## INPUT FOR THIS TASK
################

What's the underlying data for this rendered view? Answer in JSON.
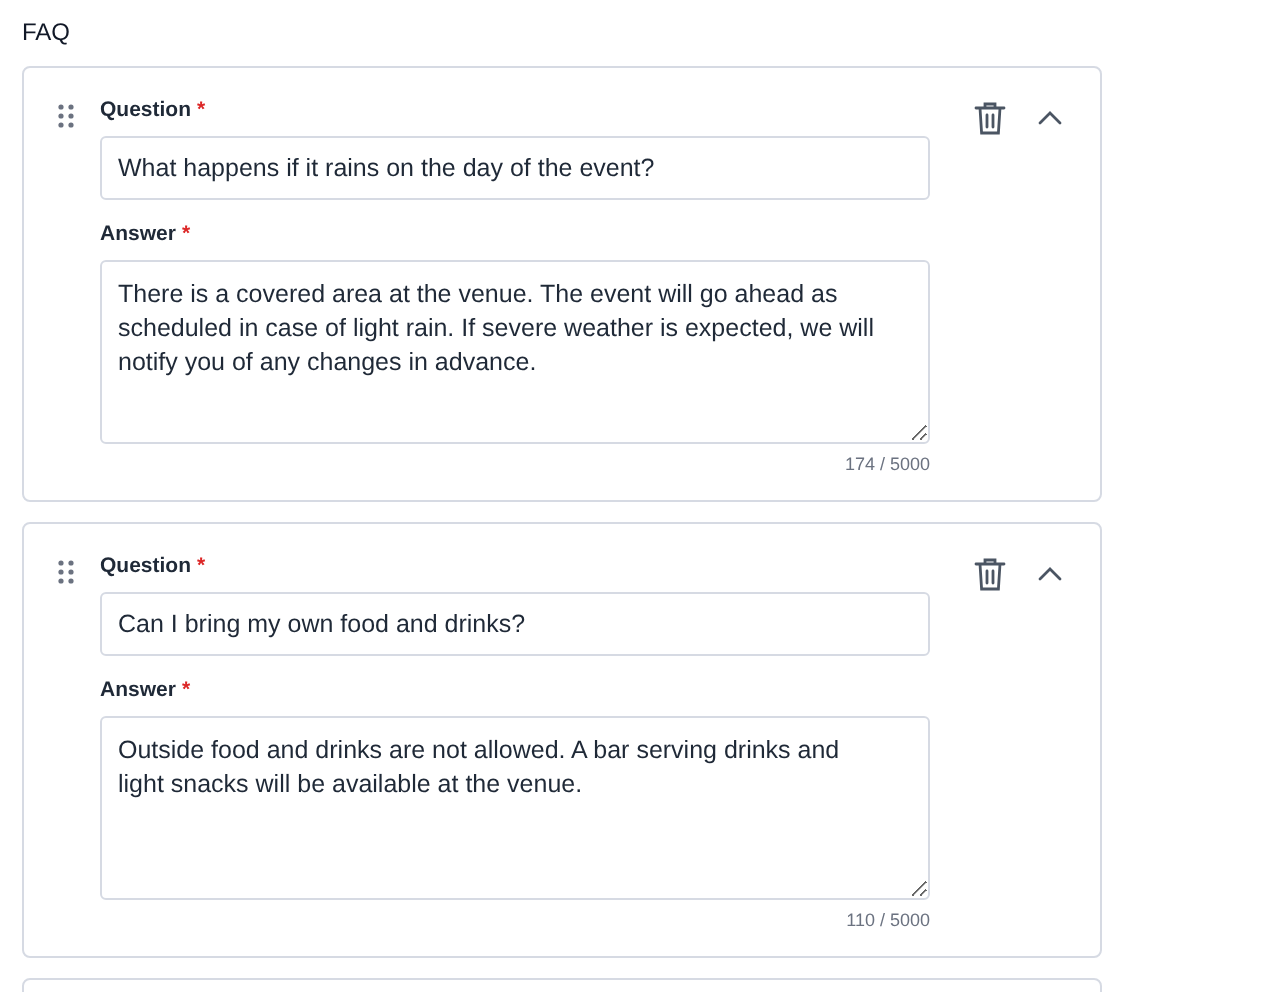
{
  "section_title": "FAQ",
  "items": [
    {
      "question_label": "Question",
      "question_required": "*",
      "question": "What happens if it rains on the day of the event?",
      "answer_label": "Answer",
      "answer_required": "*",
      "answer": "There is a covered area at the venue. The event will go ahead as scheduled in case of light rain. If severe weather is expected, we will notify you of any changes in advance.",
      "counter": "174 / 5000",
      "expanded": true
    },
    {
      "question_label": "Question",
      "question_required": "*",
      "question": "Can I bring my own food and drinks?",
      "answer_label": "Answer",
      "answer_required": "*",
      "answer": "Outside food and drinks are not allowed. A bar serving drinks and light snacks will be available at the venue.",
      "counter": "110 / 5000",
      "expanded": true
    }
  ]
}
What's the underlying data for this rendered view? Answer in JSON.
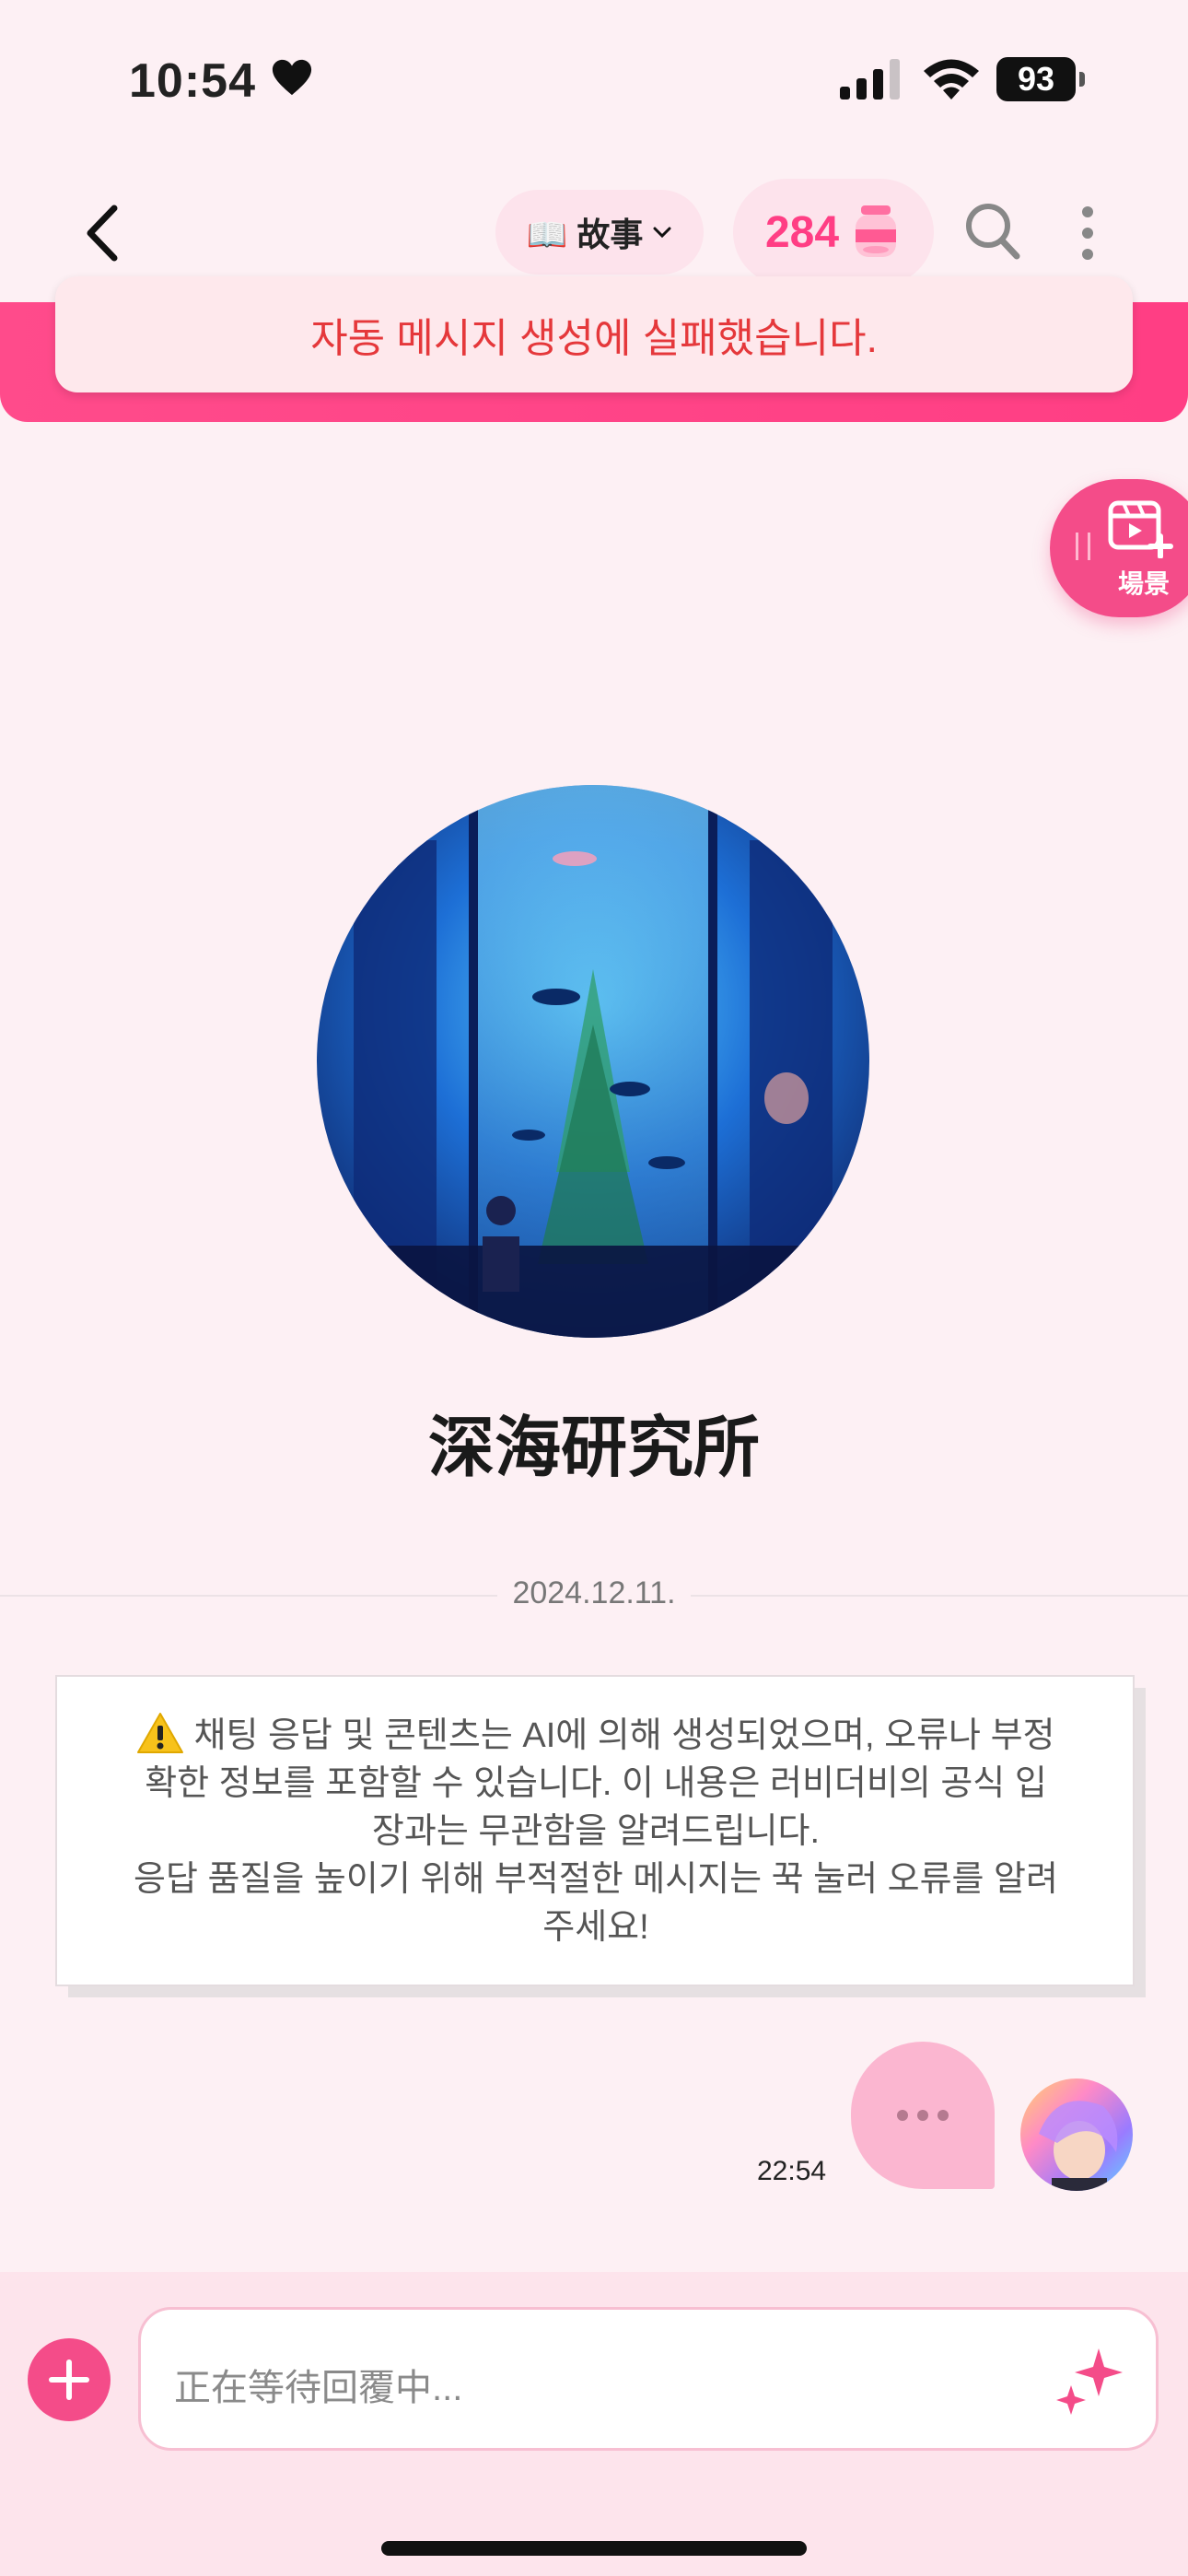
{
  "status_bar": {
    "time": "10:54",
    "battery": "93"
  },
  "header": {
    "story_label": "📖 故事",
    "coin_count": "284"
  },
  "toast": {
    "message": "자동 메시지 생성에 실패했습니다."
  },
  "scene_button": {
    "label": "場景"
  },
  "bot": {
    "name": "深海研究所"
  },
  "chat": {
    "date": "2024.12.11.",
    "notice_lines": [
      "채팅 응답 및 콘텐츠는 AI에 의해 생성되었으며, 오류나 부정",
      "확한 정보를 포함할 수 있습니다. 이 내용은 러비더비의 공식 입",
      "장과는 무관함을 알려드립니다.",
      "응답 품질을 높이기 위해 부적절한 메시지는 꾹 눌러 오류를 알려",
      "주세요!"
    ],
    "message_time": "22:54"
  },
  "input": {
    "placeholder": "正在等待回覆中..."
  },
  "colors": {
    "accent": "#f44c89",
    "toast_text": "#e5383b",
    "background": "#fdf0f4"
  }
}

################

## TASK
Where a line holds "food", copy that line.

## SOLUTION FOR THIS PROBLEM
      "question": "Can I bring my own food and drinks?",
      "answer": "Outside food and drinks are not allowed. A bar serving drinks and light snacks will be available at the venue.",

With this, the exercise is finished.